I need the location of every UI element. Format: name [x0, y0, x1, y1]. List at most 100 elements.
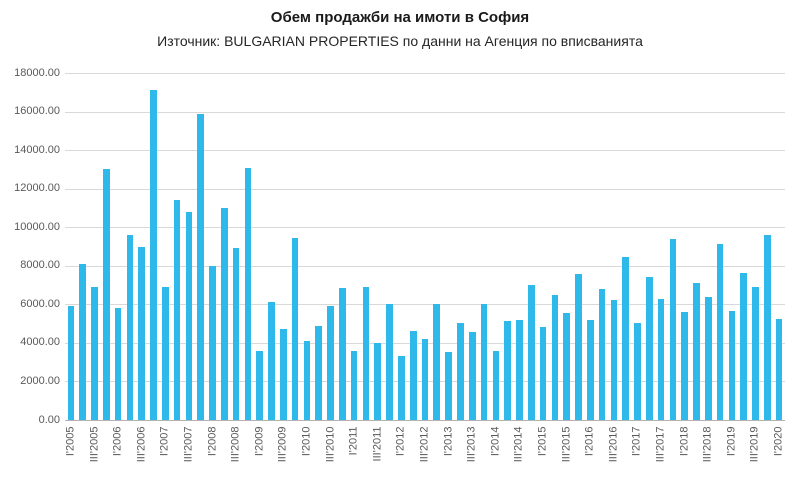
y-tick-label: 18000.00 [14, 66, 60, 79]
bar-I'2010 [303, 340, 311, 420]
bar-I'2011 [350, 350, 358, 420]
x-tick-label: III'2006 [135, 426, 148, 463]
x-tick-label: III'2010 [324, 426, 337, 463]
bar-I'2020 [775, 318, 783, 420]
x-tick-label: III'2019 [748, 426, 761, 463]
bar-I'2018 [681, 312, 688, 420]
x-tick-label: III'2018 [701, 426, 714, 463]
bar-I'2007 [162, 286, 169, 420]
bar-II'2018 [693, 283, 700, 420]
x-tick-label: III'2013 [465, 426, 478, 463]
gridline [65, 73, 785, 74]
bar-II'2011 [362, 286, 370, 420]
bar-I'2019 [728, 311, 736, 420]
bar-IV'2005 [103, 169, 110, 420]
x-tick-label: III'2016 [607, 426, 620, 463]
bar-II'2019 [740, 272, 747, 420]
x-tick-label: I'2013 [442, 426, 455, 457]
bar-II'2009 [268, 302, 275, 420]
bar-III'2017 [657, 298, 665, 420]
y-tick-label: 14000.00 [14, 143, 60, 156]
x-tick-label: III'2009 [276, 426, 289, 463]
bar-III'2008 [232, 248, 240, 420]
x-tick-label: I'2016 [583, 426, 596, 457]
x-tick-label: I'2006 [111, 426, 124, 457]
bar-IV'2017 [669, 238, 677, 420]
x-tick-label: III'2017 [654, 426, 667, 463]
bar-IV'2019 [763, 234, 771, 420]
x-tick-label: III'2007 [182, 426, 195, 463]
bar-IV'2014 [527, 285, 535, 420]
bar-IV'2006 [150, 90, 157, 420]
x-tick-label: I'2020 [772, 426, 785, 457]
x-tick-label: I'2015 [536, 426, 549, 457]
x-tick-label: III'2005 [88, 426, 100, 463]
bar-II'2007 [173, 200, 181, 420]
bar-II'2014 [504, 320, 511, 420]
bar-III'2015 [563, 313, 570, 420]
x-tick-label: I'2011 [347, 426, 360, 456]
x-tick-label: I'2007 [158, 426, 171, 457]
bar-I'2017 [634, 322, 641, 420]
x-tick-label: I'2012 [394, 426, 407, 457]
gridline [65, 265, 785, 267]
bar-IV'2007 [197, 114, 205, 420]
bar-II'2015 [551, 294, 559, 420]
y-tick-label: 4000.00 [20, 336, 60, 349]
bar-III'2019 [752, 286, 759, 420]
x-tick-label: III'2015 [560, 426, 573, 463]
bar-II'2010 [315, 325, 323, 420]
y-tick-label: 8000.00 [20, 259, 60, 272]
y-tick-label: 2000.00 [20, 374, 60, 387]
bar-I'2014 [492, 350, 500, 420]
x-tick-label: I'2019 [725, 426, 738, 457]
bar-IV'2009 [291, 237, 299, 420]
bar-IV'2012 [433, 304, 441, 420]
bar-II'2012 [409, 331, 417, 420]
bar-III'2007 [185, 211, 193, 420]
gridline [65, 111, 785, 113]
gridline [65, 188, 785, 190]
bar-I'2009 [256, 350, 264, 420]
bar-I'2006 [114, 308, 122, 420]
bar-IV'2010 [339, 287, 346, 420]
bar-II'2008 [221, 207, 228, 420]
bar-I'2012 [398, 356, 405, 420]
x-tick-label: I'2010 [300, 426, 313, 457]
bar-III'2016 [610, 300, 618, 420]
x-tick-label: I'2017 [630, 426, 643, 457]
bar-IV'2008 [244, 168, 252, 420]
bar-II'2017 [645, 277, 653, 420]
bar-II'2006 [126, 234, 134, 420]
x-tick-label: I'2005 [64, 426, 77, 457]
gridline [65, 304, 785, 306]
bar-IV'2015 [575, 274, 582, 420]
bar-II'2005 [79, 263, 86, 420]
bar-III'2010 [327, 306, 334, 420]
x-tick-label: I'2008 [206, 426, 219, 457]
gridline [65, 227, 785, 229]
bar-III'2012 [421, 339, 429, 420]
bar-IV'2011 [386, 304, 393, 420]
bar-I'2013 [445, 351, 452, 420]
bar-III'2011 [374, 342, 382, 420]
bar-II'2013 [457, 322, 464, 420]
gridline [65, 150, 785, 152]
x-tick-label: I'2018 [678, 426, 691, 457]
bar-III'2006 [138, 246, 146, 420]
x-tick-label: III'2012 [418, 426, 431, 463]
x-tick-label: I'2009 [253, 426, 266, 457]
y-tick-label: 16000.00 [14, 105, 60, 118]
chart-title: Обем продажби на имоти в София [270, 9, 530, 26]
bar-IV'2016 [622, 257, 629, 420]
y-tick-label: 10000.00 [14, 220, 60, 233]
bar-I'2016 [586, 319, 594, 420]
bar-II'2016 [598, 288, 606, 420]
chart-subtitle: Източник: BULGARIAN PROPERTIES по данни … [157, 33, 643, 49]
bar-I'2008 [209, 265, 216, 420]
bar-III'2013 [468, 332, 476, 420]
bar-III'2005 [91, 286, 98, 420]
x-tick-label: III'2011 [371, 426, 384, 462]
x-axis-line [65, 420, 785, 421]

__________

- [Given problem]
Can you quote all of the lines above word for word, leaving the picture out?

- [In response]
I need the location of every UI element. Format: name [x0, y0, x1, y1]. List at most 100 elements.
y-tick-label: 18000.00 [14, 66, 60, 79]
bar-I'2010 [303, 340, 311, 420]
bar-I'2011 [350, 350, 358, 420]
x-tick-label: III'2006 [135, 426, 148, 463]
x-tick-label: III'2010 [324, 426, 337, 463]
bar-I'2020 [775, 318, 783, 420]
x-tick-label: III'2019 [748, 426, 761, 463]
bar-I'2018 [681, 312, 688, 420]
x-tick-label: III'2018 [701, 426, 714, 463]
bar-I'2007 [162, 286, 169, 420]
bar-II'2018 [693, 283, 700, 420]
x-tick-label: III'2013 [465, 426, 478, 463]
gridline [65, 73, 785, 74]
bar-II'2011 [362, 286, 370, 420]
bar-I'2019 [728, 311, 736, 420]
bar-IV'2005 [103, 169, 110, 420]
x-tick-label: III'2016 [607, 426, 620, 463]
bar-II'2019 [740, 272, 747, 420]
x-tick-label: I'2013 [442, 426, 455, 457]
bar-II'2009 [268, 302, 275, 420]
bar-III'2017 [657, 298, 665, 420]
y-tick-label: 14000.00 [14, 143, 60, 156]
x-tick-label: III'2009 [276, 426, 289, 463]
bar-III'2008 [232, 248, 240, 420]
x-tick-label: I'2016 [583, 426, 596, 457]
x-tick-label: I'2006 [111, 426, 124, 457]
bar-IV'2017 [669, 238, 677, 420]
x-tick-label: III'2017 [654, 426, 667, 463]
bar-IV'2019 [763, 234, 771, 420]
x-tick-label: III'2007 [182, 426, 195, 463]
bar-IV'2014 [527, 285, 535, 420]
bar-IV'2006 [150, 90, 157, 420]
x-tick-label: I'2020 [772, 426, 785, 457]
x-tick-label: I'2015 [536, 426, 549, 457]
x-tick-label: III'2005 [88, 426, 100, 463]
bar-II'2007 [173, 200, 181, 420]
bar-II'2014 [504, 320, 511, 420]
bar-III'2015 [563, 313, 570, 420]
x-tick-label: I'2011 [347, 426, 360, 456]
x-tick-label: I'2007 [158, 426, 171, 457]
bar-I'2017 [634, 322, 641, 420]
x-tick-label: I'2012 [394, 426, 407, 457]
gridline [65, 265, 785, 267]
bar-IV'2007 [197, 114, 205, 420]
bar-II'2015 [551, 294, 559, 420]
y-tick-label: 4000.00 [20, 336, 60, 349]
bar-III'2019 [752, 286, 759, 420]
x-tick-label: III'2015 [560, 426, 573, 463]
bar-II'2010 [315, 325, 323, 420]
y-tick-label: 8000.00 [20, 259, 60, 272]
y-tick-label: 2000.00 [20, 374, 60, 387]
bar-I'2014 [492, 350, 500, 420]
x-tick-label: I'2019 [725, 426, 738, 457]
bar-IV'2009 [291, 237, 299, 420]
bar-IV'2012 [433, 304, 441, 420]
bar-II'2012 [409, 331, 417, 420]
bar-III'2007 [185, 211, 193, 420]
gridline [65, 111, 785, 113]
gridline [65, 188, 785, 190]
bar-I'2009 [256, 350, 264, 420]
bar-I'2006 [114, 308, 122, 420]
bar-IV'2010 [339, 287, 346, 420]
bar-II'2008 [221, 207, 228, 420]
bar-I'2012 [398, 356, 405, 420]
x-tick-label: I'2010 [300, 426, 313, 457]
bar-III'2016 [610, 300, 618, 420]
x-tick-label: I'2017 [630, 426, 643, 457]
bar-IV'2008 [244, 168, 252, 420]
bar-II'2017 [645, 277, 653, 420]
bar-II'2006 [126, 234, 134, 420]
x-tick-label: I'2005 [64, 426, 77, 457]
gridline [65, 304, 785, 306]
bar-IV'2015 [575, 274, 582, 420]
bar-II'2005 [79, 263, 86, 420]
bar-III'2010 [327, 306, 334, 420]
x-tick-label: I'2008 [206, 426, 219, 457]
gridline [65, 227, 785, 229]
bar-III'2012 [421, 339, 429, 420]
bar-IV'2011 [386, 304, 393, 420]
bar-I'2013 [445, 351, 452, 420]
bar-III'2011 [374, 342, 382, 420]
bar-II'2013 [457, 322, 464, 420]
gridline [65, 150, 785, 152]
x-tick-label: I'2018 [678, 426, 691, 457]
bar-III'2006 [138, 246, 146, 420]
x-tick-label: III'2012 [418, 426, 431, 463]
x-tick-label: I'2009 [253, 426, 266, 457]
y-tick-label: 16000.00 [14, 105, 60, 118]
chart-title: Обем продажби на имоти в София [270, 9, 530, 26]
bar-IV'2016 [622, 257, 629, 420]
y-tick-label: 10000.00 [14, 220, 60, 233]
bar-I'2016 [586, 319, 594, 420]
bar-II'2016 [598, 288, 606, 420]
chart-subtitle: Източник: BULGARIAN PROPERTIES по данни … [157, 33, 643, 49]
bar-I'2008 [209, 265, 216, 420]
bar-III'2013 [468, 332, 476, 420]
bar-III'2005 [91, 286, 98, 420]
x-tick-label: III'2011 [371, 426, 384, 462]
x-axis-line [65, 420, 785, 421]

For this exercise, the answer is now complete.